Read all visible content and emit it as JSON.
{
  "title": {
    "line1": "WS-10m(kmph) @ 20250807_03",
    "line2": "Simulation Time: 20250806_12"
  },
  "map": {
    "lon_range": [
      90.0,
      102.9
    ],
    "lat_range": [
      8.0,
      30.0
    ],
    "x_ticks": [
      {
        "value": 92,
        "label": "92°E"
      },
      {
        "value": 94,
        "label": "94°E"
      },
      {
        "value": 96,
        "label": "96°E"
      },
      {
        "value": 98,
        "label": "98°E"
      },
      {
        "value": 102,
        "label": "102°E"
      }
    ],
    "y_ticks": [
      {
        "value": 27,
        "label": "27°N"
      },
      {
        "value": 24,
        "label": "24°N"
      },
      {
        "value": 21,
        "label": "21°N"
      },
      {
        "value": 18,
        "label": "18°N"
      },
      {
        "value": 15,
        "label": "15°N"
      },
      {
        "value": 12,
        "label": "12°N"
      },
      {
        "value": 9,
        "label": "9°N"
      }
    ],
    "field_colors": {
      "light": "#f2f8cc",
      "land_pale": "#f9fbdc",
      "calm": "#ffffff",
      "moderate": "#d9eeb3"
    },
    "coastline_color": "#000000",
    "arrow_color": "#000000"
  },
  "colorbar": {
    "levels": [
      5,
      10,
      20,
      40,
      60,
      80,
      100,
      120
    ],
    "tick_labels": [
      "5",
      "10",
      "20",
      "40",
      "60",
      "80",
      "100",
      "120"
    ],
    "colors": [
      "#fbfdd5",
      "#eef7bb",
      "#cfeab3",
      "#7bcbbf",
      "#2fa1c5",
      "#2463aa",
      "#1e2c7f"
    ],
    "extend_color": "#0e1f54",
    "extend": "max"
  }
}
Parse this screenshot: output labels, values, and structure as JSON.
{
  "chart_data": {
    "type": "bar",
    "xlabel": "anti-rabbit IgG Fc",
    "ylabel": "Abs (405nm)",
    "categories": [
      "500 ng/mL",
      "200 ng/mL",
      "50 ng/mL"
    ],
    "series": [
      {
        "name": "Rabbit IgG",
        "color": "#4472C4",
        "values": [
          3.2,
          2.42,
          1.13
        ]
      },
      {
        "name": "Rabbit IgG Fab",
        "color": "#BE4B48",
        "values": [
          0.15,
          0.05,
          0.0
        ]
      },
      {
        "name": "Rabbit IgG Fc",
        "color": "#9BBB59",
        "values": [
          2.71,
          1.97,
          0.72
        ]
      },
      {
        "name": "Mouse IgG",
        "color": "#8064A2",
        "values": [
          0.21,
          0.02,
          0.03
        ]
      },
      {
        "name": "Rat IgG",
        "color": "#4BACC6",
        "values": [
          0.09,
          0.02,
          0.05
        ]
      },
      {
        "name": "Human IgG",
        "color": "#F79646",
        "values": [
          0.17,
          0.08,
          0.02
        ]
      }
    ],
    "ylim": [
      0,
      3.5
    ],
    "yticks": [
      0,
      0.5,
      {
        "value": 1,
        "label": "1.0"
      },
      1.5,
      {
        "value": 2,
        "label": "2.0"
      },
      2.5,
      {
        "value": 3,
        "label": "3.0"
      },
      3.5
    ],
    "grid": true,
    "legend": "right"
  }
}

********************

Your objective – Return every entry exactly as given.

Solved exercise –
Read all visible content and emit it as JSON.
{
  "title": {
    "line1": "WS-10m(kmph) @ 20250807_03",
    "line2": "Simulation Time: 20250806_12"
  },
  "map": {
    "lon_range": [
      90.0,
      102.9
    ],
    "lat_range": [
      8.0,
      30.0
    ],
    "x_ticks": [
      {
        "value": 92,
        "label": "92°E"
      },
      {
        "value": 94,
        "label": "94°E"
      },
      {
        "value": 96,
        "label": "96°E"
      },
      {
        "value": 98,
        "label": "98°E"
      },
      {
        "value": 102,
        "label": "102°E"
      }
    ],
    "y_ticks": [
      {
        "value": 27,
        "label": "27°N"
      },
      {
        "value": 24,
        "label": "24°N"
      },
      {
        "value": 21,
        "label": "21°N"
      },
      {
        "value": 18,
        "label": "18°N"
      },
      {
        "value": 15,
        "label": "15°N"
      },
      {
        "value": 12,
        "label": "12°N"
      },
      {
        "value": 9,
        "label": "9°N"
      }
    ],
    "field_colors": {
      "light": "#f2f8cc",
      "land_pale": "#f9fbdc",
      "calm": "#ffffff",
      "moderate": "#d9eeb3"
    },
    "coastline_color": "#000000",
    "arrow_color": "#000000"
  },
  "colorbar": {
    "levels": [
      5,
      10,
      20,
      40,
      60,
      80,
      100,
      120
    ],
    "tick_labels": [
      "5",
      "10",
      "20",
      "40",
      "60",
      "80",
      "100",
      "120"
    ],
    "colors": [
      "#fbfdd5",
      "#eef7bb",
      "#cfeab3",
      "#7bcbbf",
      "#2fa1c5",
      "#2463aa",
      "#1e2c7f"
    ],
    "extend_color": "#0e1f54",
    "extend": "max"
  }
}
Parse this screenshot: output labels, values, and structure as JSON.
{
  "chart_data": {
    "type": "bar",
    "xlabel": "anti-rabbit IgG Fc",
    "ylabel": "Abs (405nm)",
    "categories": [
      "500 ng/mL",
      "200 ng/mL",
      "50 ng/mL"
    ],
    "series": [
      {
        "name": "Rabbit IgG",
        "color": "#4472C4",
        "values": [
          3.2,
          2.42,
          1.13
        ]
      },
      {
        "name": "Rabbit IgG Fab",
        "color": "#BE4B48",
        "values": [
          0.15,
          0.05,
          0.0
        ]
      },
      {
        "name": "Rabbit IgG Fc",
        "color": "#9BBB59",
        "values": [
          2.71,
          1.97,
          0.72
        ]
      },
      {
        "name": "Mouse IgG",
        "color": "#8064A2",
        "values": [
          0.21,
          0.02,
          0.03
        ]
      },
      {
        "name": "Rat IgG",
        "color": "#4BACC6",
        "values": [
          0.09,
          0.02,
          0.05
        ]
      },
      {
        "name": "Human IgG",
        "color": "#F79646",
        "values": [
          0.17,
          0.08,
          0.02
        ]
      }
    ],
    "ylim": [
      0,
      3.5
    ],
    "yticks": [
      0,
      0.5,
      {
        "value": 1,
        "label": "1.0"
      },
      1.5,
      {
        "value": 2,
        "label": "2.0"
      },
      2.5,
      {
        "value": 3,
        "label": "3.0"
      },
      3.5
    ],
    "grid": true,
    "legend": "right"
  }
}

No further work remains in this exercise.